Do this
Locate and copy all lines bearing the word "knowledge".

------------------------

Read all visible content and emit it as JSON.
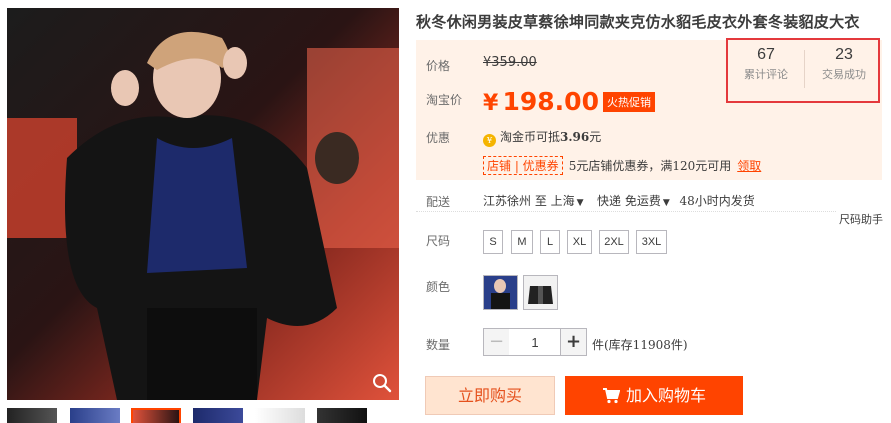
{
  "product": {
    "title": "秋冬休闲男装皮草蔡徐坤同款夹克仿水貂毛皮衣外套冬装貂皮大衣"
  },
  "price": {
    "label": "价格",
    "original": "¥359.00",
    "promo_label": "淘宝价",
    "promo_currency": "¥",
    "promo_value": "198.00",
    "promo_badge": "火热促销"
  },
  "offers": {
    "label": "优惠",
    "coin_text_prefix": "淘金币可抵",
    "coin_amount": "3.96",
    "coin_text_suffix": "元",
    "coupon_tag": "店铺 | 优惠券",
    "coupon_text": "5元店铺优惠券，满120元可用",
    "coupon_claim": "领取"
  },
  "stats": {
    "reviews_count": "67",
    "reviews_label": "累计评论",
    "sales_count": "23",
    "sales_label": "交易成功"
  },
  "shipping": {
    "label": "配送",
    "from": "江苏徐州 至",
    "to": "上海",
    "method": "快递 免运费",
    "dispatch": "48小时内发货"
  },
  "size_helper": "尺码助手",
  "sizes": {
    "label": "尺码",
    "options": [
      "S",
      "M",
      "L",
      "XL",
      "2XL",
      "3XL"
    ]
  },
  "colors": {
    "label": "颜色",
    "options": [
      "color-option-1",
      "color-option-2"
    ]
  },
  "quantity": {
    "label": "数量",
    "value": "1",
    "minus": "−",
    "plus": "+",
    "stock": "件(库存11908件)"
  },
  "actions": {
    "buy_now": "立即购买",
    "add_to_cart": "加入购物车"
  },
  "theme": {
    "accent": "#ff4400",
    "highlight_border": "#e4393c",
    "price_panel_bg": "#fff2e8"
  }
}
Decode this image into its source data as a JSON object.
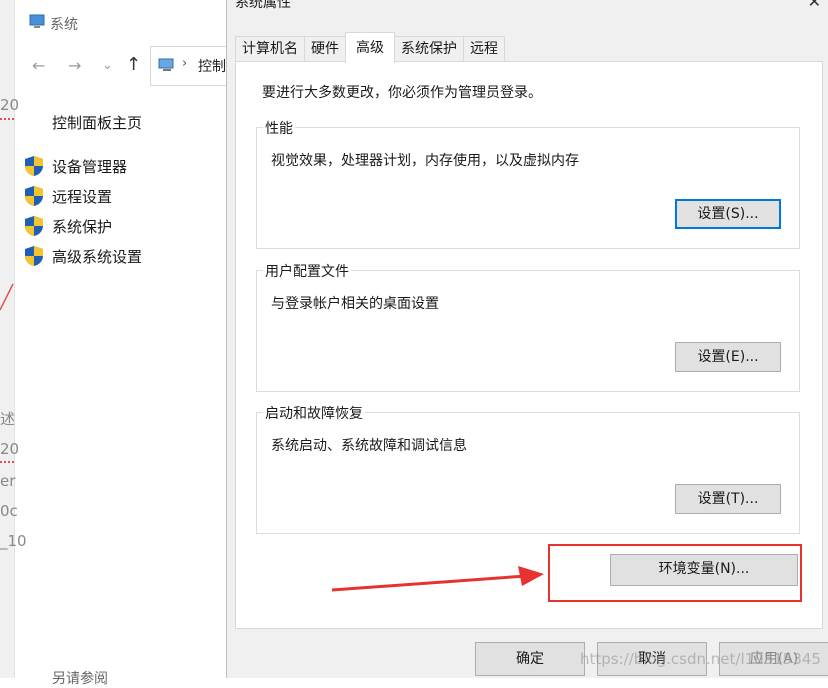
{
  "background_window": {
    "title": "系统",
    "nav": {
      "back": "←",
      "forward": "→",
      "dropdown": "⌄",
      "up": "↑"
    },
    "address": {
      "separator": "›",
      "text": "控制"
    },
    "control_panel_home": "控制面板主页",
    "sidebar_items": [
      {
        "label": "设备管理器",
        "icon": "shield-icon"
      },
      {
        "label": "远程设置",
        "icon": "shield-icon"
      },
      {
        "label": "系统保护",
        "icon": "shield-icon"
      },
      {
        "label": "高级系统设置",
        "icon": "shield-icon"
      }
    ],
    "bottom_cut_text": "另请参阅",
    "left_fragments": [
      "20",
      "述",
      "20",
      "er",
      "0c",
      "_10"
    ]
  },
  "dialog": {
    "title": "系统属性",
    "close_glyph": "✕",
    "tabs": [
      {
        "label": "计算机名",
        "active": false
      },
      {
        "label": "硬件",
        "active": false
      },
      {
        "label": "高级",
        "active": true
      },
      {
        "label": "系统保护",
        "active": false
      },
      {
        "label": "远程",
        "active": false
      }
    ],
    "notice": "要进行大多数更改，你必须作为管理员登录。",
    "groups": {
      "performance": {
        "title": "性能",
        "desc": "视觉效果，处理器计划，内存使用，以及虚拟内存",
        "button": "设置(S)..."
      },
      "user_profiles": {
        "title": "用户配置文件",
        "desc": "与登录帐户相关的桌面设置",
        "button": "设置(E)..."
      },
      "startup_recovery": {
        "title": "启动和故障恢复",
        "desc": "系统启动、系统故障和调试信息",
        "button": "设置(T)..."
      }
    },
    "env_button": "环境变量(N)...",
    "footer": {
      "ok": "确定",
      "cancel": "取消",
      "apply": "应用(A)"
    }
  },
  "watermark": "https://blog.csdn.net/l10515345",
  "colors": {
    "annotation_red": "#e8322f",
    "focus_blue": "#0078d7",
    "dialog_bg": "#f0f0f0"
  }
}
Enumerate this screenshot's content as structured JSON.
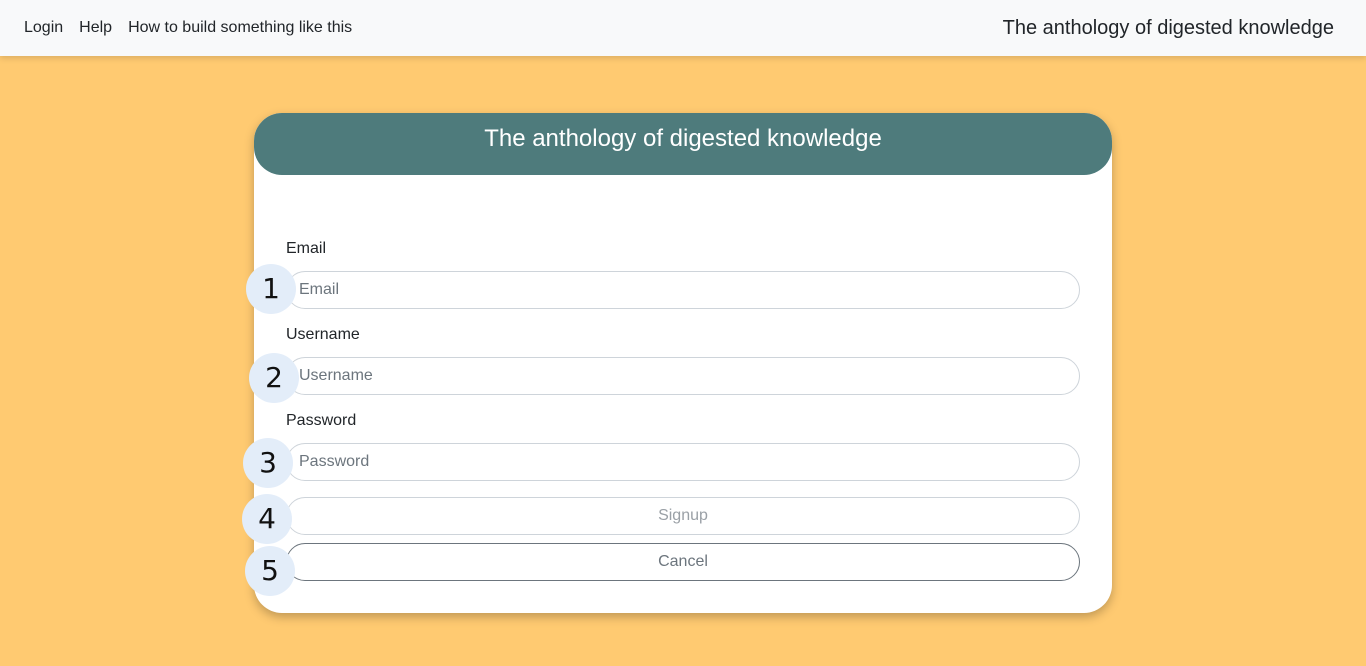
{
  "navbar": {
    "links": [
      {
        "label": "Login"
      },
      {
        "label": "Help"
      },
      {
        "label": "How to build something like this"
      }
    ],
    "brand": "The anthology of digested knowledge"
  },
  "card": {
    "title": "The anthology of digested knowledge",
    "fields": {
      "email": {
        "label": "Email",
        "placeholder": "Email",
        "value": ""
      },
      "username": {
        "label": "Username",
        "placeholder": "Username",
        "value": ""
      },
      "password": {
        "label": "Password",
        "placeholder": "Password",
        "value": ""
      }
    },
    "buttons": {
      "signup": "Signup",
      "cancel": "Cancel"
    }
  },
  "markers": [
    "1",
    "2",
    "3",
    "4",
    "5"
  ],
  "colors": {
    "background": "#ffca71",
    "header": "#4e7b7c",
    "marker": "#e3edf9"
  }
}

------------------------

Result of the task
    "brand": "The anthology of digested knowledge"
    "title": "The anthology of digested knowledge",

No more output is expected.